▶ **WHAT YOU ARE ASKED TO DO**
Each entry below should be written out exactly as it is, with no pictures.

▶ **EXERCISE INPUTS**
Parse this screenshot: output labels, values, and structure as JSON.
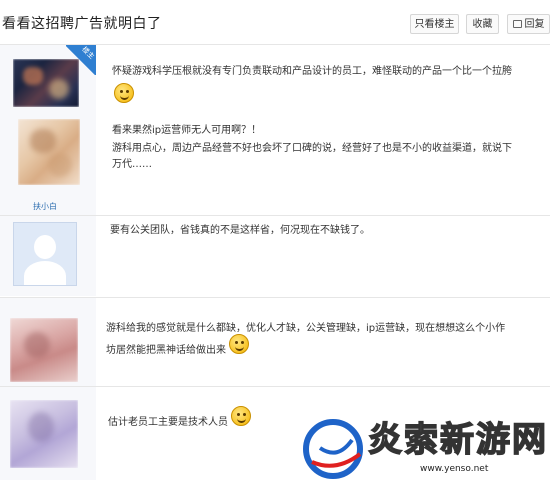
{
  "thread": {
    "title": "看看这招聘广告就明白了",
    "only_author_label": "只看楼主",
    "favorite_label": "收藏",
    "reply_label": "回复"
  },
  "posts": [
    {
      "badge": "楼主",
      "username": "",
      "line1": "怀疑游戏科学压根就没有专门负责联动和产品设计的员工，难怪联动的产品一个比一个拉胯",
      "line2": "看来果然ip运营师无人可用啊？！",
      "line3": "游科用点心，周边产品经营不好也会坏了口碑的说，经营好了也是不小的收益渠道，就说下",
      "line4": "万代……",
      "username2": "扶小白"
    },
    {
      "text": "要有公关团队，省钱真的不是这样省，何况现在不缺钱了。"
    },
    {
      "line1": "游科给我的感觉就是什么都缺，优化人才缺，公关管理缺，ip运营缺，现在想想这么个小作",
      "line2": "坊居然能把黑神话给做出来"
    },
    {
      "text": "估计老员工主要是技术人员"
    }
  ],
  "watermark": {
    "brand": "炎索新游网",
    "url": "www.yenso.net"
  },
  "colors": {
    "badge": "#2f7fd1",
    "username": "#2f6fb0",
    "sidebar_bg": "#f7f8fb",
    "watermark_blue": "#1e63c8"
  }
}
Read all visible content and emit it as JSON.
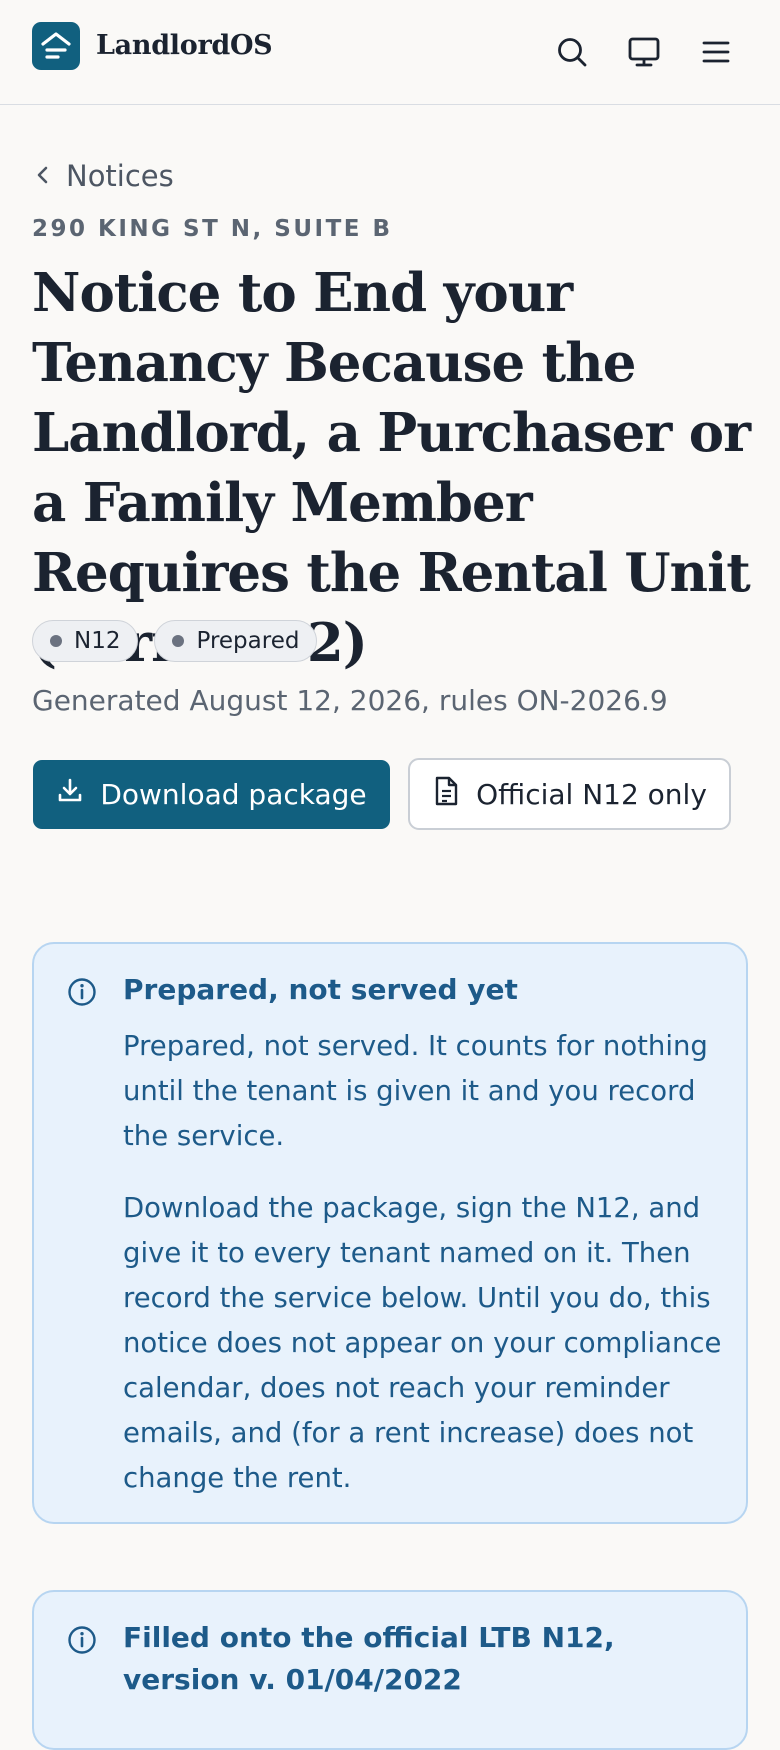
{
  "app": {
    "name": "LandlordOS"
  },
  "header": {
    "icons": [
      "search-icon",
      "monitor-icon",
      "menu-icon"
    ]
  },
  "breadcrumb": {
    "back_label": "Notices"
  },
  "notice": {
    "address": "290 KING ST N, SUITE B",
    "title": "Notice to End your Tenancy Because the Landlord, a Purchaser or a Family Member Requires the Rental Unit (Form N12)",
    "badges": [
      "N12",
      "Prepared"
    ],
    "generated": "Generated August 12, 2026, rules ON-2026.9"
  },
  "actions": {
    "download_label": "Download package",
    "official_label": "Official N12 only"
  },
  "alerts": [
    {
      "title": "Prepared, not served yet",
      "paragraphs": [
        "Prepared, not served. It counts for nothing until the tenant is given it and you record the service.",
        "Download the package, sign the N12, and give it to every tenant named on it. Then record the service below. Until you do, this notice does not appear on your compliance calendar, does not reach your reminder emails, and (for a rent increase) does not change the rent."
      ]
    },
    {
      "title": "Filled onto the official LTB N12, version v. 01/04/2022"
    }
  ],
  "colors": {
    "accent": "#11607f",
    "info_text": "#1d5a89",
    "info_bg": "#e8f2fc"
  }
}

▶ **ANSWER TO THIS PROBLEM**
Parse this screenshot: output labels, values, and structure as JSON.
{
  "thread": {
    "title": "看看这招聘广告就明白了",
    "only_author_label": "只看楼主",
    "favorite_label": "收藏",
    "reply_label": "回复"
  },
  "posts": [
    {
      "badge": "楼主",
      "username": "",
      "line1": "怀疑游戏科学压根就没有专门负责联动和产品设计的员工，难怪联动的产品一个比一个拉胯",
      "line2": "看来果然ip运营师无人可用啊？！",
      "line3": "游科用点心，周边产品经营不好也会坏了口碑的说，经营好了也是不小的收益渠道，就说下",
      "line4": "万代……",
      "username2": "扶小白"
    },
    {
      "text": "要有公关团队，省钱真的不是这样省，何况现在不缺钱了。"
    },
    {
      "line1": "游科给我的感觉就是什么都缺，优化人才缺，公关管理缺，ip运营缺，现在想想这么个小作",
      "line2": "坊居然能把黑神话给做出来"
    },
    {
      "text": "估计老员工主要是技术人员"
    }
  ],
  "watermark": {
    "brand": "炎索新游网",
    "url": "www.yenso.net"
  },
  "colors": {
    "badge": "#2f7fd1",
    "username": "#2f6fb0",
    "sidebar_bg": "#f7f8fb",
    "watermark_blue": "#1e63c8"
  }
}
Read all visible content and emit it as JSON.
{
  "app": {
    "name": "LandlordOS"
  },
  "header": {
    "icons": [
      "search-icon",
      "monitor-icon",
      "menu-icon"
    ]
  },
  "breadcrumb": {
    "back_label": "Notices"
  },
  "notice": {
    "address": "290 KING ST N, SUITE B",
    "title": "Notice to End your Tenancy Because the Landlord, a Purchaser or a Family Member Requires the Rental Unit (Form N12)",
    "badges": [
      "N12",
      "Prepared"
    ],
    "generated": "Generated August 12, 2026, rules ON-2026.9"
  },
  "actions": {
    "download_label": "Download package",
    "official_label": "Official N12 only"
  },
  "alerts": [
    {
      "title": "Prepared, not served yet",
      "paragraphs": [
        "Prepared, not served. It counts for nothing until the tenant is given it and you record the service.",
        "Download the package, sign the N12, and give it to every tenant named on it. Then record the service below. Until you do, this notice does not appear on your compliance calendar, does not reach your reminder emails, and (for a rent increase) does not change the rent."
      ]
    },
    {
      "title": "Filled onto the official LTB N12, version v. 01/04/2022"
    }
  ],
  "colors": {
    "accent": "#11607f",
    "info_text": "#1d5a89",
    "info_bg": "#e8f2fc"
  }
}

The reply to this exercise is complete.